Reproduce the records below in full and word for word, excluding pictures.

═══

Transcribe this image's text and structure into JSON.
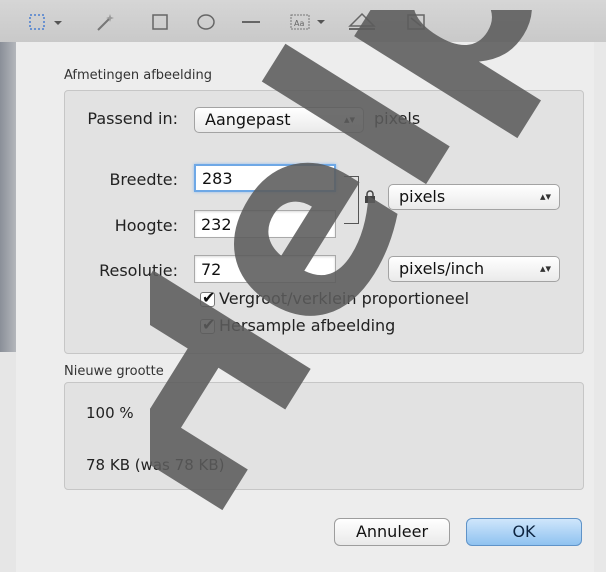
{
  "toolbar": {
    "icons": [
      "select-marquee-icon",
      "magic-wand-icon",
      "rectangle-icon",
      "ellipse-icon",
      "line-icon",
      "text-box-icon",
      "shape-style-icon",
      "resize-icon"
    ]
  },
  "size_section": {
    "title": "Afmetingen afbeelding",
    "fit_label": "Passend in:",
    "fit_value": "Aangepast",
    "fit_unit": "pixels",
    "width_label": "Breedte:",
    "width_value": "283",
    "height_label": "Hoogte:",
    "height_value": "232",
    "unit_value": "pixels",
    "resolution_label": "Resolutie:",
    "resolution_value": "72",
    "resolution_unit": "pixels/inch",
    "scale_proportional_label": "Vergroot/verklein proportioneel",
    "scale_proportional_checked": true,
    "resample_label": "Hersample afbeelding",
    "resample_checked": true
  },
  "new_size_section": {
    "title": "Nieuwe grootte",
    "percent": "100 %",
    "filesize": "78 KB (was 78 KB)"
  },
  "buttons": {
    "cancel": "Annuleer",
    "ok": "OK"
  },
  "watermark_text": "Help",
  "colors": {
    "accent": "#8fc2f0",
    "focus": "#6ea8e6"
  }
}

═══

Result of the exercise:
Transcribe this image's text and structure into JSON.
{
  "toolbar": {
    "icons": [
      "select-marquee-icon",
      "magic-wand-icon",
      "rectangle-icon",
      "ellipse-icon",
      "line-icon",
      "text-box-icon",
      "shape-style-icon",
      "resize-icon"
    ]
  },
  "size_section": {
    "title": "Afmetingen afbeelding",
    "fit_label": "Passend in:",
    "fit_value": "Aangepast",
    "fit_unit": "pixels",
    "width_label": "Breedte:",
    "width_value": "283",
    "height_label": "Hoogte:",
    "height_value": "232",
    "unit_value": "pixels",
    "resolution_label": "Resolutie:",
    "resolution_value": "72",
    "resolution_unit": "pixels/inch",
    "scale_proportional_label": "Vergroot/verklein proportioneel",
    "scale_proportional_checked": true,
    "resample_label": "Hersample afbeelding",
    "resample_checked": true
  },
  "new_size_section": {
    "title": "Nieuwe grootte",
    "percent": "100 %",
    "filesize": "78 KB (was 78 KB)"
  },
  "buttons": {
    "cancel": "Annuleer",
    "ok": "OK"
  },
  "watermark_text": "Help",
  "colors": {
    "accent": "#8fc2f0",
    "focus": "#6ea8e6"
  }
}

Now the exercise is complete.